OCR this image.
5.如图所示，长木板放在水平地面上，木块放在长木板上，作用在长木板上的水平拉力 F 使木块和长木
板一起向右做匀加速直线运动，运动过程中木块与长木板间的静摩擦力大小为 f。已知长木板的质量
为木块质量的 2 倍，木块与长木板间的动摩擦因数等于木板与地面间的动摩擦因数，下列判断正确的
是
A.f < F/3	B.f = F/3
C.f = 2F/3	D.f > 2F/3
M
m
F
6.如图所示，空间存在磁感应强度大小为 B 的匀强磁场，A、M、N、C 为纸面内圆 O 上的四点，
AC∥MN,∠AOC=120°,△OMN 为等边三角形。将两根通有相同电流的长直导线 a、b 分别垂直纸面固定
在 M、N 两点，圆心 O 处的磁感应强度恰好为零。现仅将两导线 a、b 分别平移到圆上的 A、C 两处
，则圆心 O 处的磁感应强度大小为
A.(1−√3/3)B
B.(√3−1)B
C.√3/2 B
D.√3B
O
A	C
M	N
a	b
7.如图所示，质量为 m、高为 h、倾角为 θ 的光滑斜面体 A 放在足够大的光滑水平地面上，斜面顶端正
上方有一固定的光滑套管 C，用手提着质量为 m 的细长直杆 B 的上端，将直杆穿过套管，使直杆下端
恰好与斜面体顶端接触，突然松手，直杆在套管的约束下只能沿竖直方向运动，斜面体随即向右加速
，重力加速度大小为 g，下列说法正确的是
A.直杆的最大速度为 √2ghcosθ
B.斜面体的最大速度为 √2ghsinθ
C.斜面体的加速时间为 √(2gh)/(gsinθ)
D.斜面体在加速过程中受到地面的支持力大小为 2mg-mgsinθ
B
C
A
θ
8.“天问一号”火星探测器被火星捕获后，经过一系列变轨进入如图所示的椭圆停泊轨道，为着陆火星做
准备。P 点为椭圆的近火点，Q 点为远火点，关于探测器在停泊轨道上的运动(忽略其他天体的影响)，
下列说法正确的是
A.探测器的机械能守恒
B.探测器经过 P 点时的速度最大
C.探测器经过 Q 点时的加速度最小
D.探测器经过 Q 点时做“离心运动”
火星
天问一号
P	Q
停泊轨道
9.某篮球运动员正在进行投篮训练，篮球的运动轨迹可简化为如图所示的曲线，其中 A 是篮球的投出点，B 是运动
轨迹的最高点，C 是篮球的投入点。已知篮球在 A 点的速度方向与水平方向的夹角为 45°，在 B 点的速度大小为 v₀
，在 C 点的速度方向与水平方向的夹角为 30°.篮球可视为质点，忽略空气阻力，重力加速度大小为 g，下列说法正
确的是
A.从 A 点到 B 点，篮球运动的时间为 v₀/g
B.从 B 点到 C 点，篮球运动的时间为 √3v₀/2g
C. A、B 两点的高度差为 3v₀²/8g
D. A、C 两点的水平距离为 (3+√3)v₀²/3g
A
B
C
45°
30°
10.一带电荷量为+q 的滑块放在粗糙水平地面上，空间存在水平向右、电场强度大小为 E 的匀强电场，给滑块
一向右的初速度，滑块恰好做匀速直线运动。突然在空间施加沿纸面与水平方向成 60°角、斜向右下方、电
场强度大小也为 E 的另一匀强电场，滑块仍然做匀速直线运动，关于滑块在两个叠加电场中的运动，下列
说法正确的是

********************

→ **Set task**
Repeat every entry exactly, please.

→ **Answer to this exercise**
OCR this image.
5.如图所示，长木板放在水平地面上，木块放在长木板上，作用在长木板上的水平拉力 F 使木块和长木
板一起向右做匀加速直线运动，运动过程中木块与长木板间的静摩擦力大小为 f。已知长木板的质量
为木块质量的 2 倍，木块与长木板间的动摩擦因数等于木板与地面间的动摩擦因数，下列判断正确的
是
A.f < F/3	B.f = F/3
C.f = 2F/3	D.f > 2F/3
M
m
F
6.如图所示，空间存在磁感应强度大小为 B 的匀强磁场，A、M、N、C 为纸面内圆 O 上的四点，
AC∥MN,∠AOC=120°,△OMN 为等边三角形。将两根通有相同电流的长直导线 a、b 分别垂直纸面固定
在 M、N 两点，圆心 O 处的磁感应强度恰好为零。现仅将两导线 a、b 分别平移到圆上的 A、C 两处
，则圆心 O 处的磁感应强度大小为
A.(1−√3/3)B
B.(√3−1)B
C.√3/2 B
D.√3B
O
A	C
M	N
a	b
7.如图所示，质量为 m、高为 h、倾角为 θ 的光滑斜面体 A 放在足够大的光滑水平地面上，斜面顶端正
上方有一固定的光滑套管 C，用手提着质量为 m 的细长直杆 B 的上端，将直杆穿过套管，使直杆下端
恰好与斜面体顶端接触，突然松手，直杆在套管的约束下只能沿竖直方向运动，斜面体随即向右加速
，重力加速度大小为 g，下列说法正确的是
A.直杆的最大速度为 √2ghcosθ
B.斜面体的最大速度为 √2ghsinθ
C.斜面体的加速时间为 √(2gh)/(gsinθ)
D.斜面体在加速过程中受到地面的支持力大小为 2mg-mgsinθ
B
C
A
θ
8.“天问一号”火星探测器被火星捕获后，经过一系列变轨进入如图所示的椭圆停泊轨道，为着陆火星做
准备。P 点为椭圆的近火点，Q 点为远火点，关于探测器在停泊轨道上的运动(忽略其他天体的影响)，
下列说法正确的是
A.探测器的机械能守恒
B.探测器经过 P 点时的速度最大
C.探测器经过 Q 点时的加速度最小
D.探测器经过 Q 点时做“离心运动”
火星
天问一号
P	Q
停泊轨道
9.某篮球运动员正在进行投篮训练，篮球的运动轨迹可简化为如图所示的曲线，其中 A 是篮球的投出点，B 是运动
轨迹的最高点，C 是篮球的投入点。已知篮球在 A 点的速度方向与水平方向的夹角为 45°，在 B 点的速度大小为 v₀
，在 C 点的速度方向与水平方向的夹角为 30°.篮球可视为质点，忽略空气阻力，重力加速度大小为 g，下列说法正
确的是
A.从 A 点到 B 点，篮球运动的时间为 v₀/g
B.从 B 点到 C 点，篮球运动的时间为 √3v₀/2g
C. A、B 两点的高度差为 3v₀²/8g
D. A、C 两点的水平距离为 (3+√3)v₀²/3g
A
B
C
45°
30°
10.一带电荷量为+q 的滑块放在粗糙水平地面上，空间存在水平向右、电场强度大小为 E 的匀强电场，给滑块
一向右的初速度，滑块恰好做匀速直线运动。突然在空间施加沿纸面与水平方向成 60°角、斜向右下方、电
场强度大小也为 E 的另一匀强电场，滑块仍然做匀速直线运动，关于滑块在两个叠加电场中的运动，下列
说法正确的是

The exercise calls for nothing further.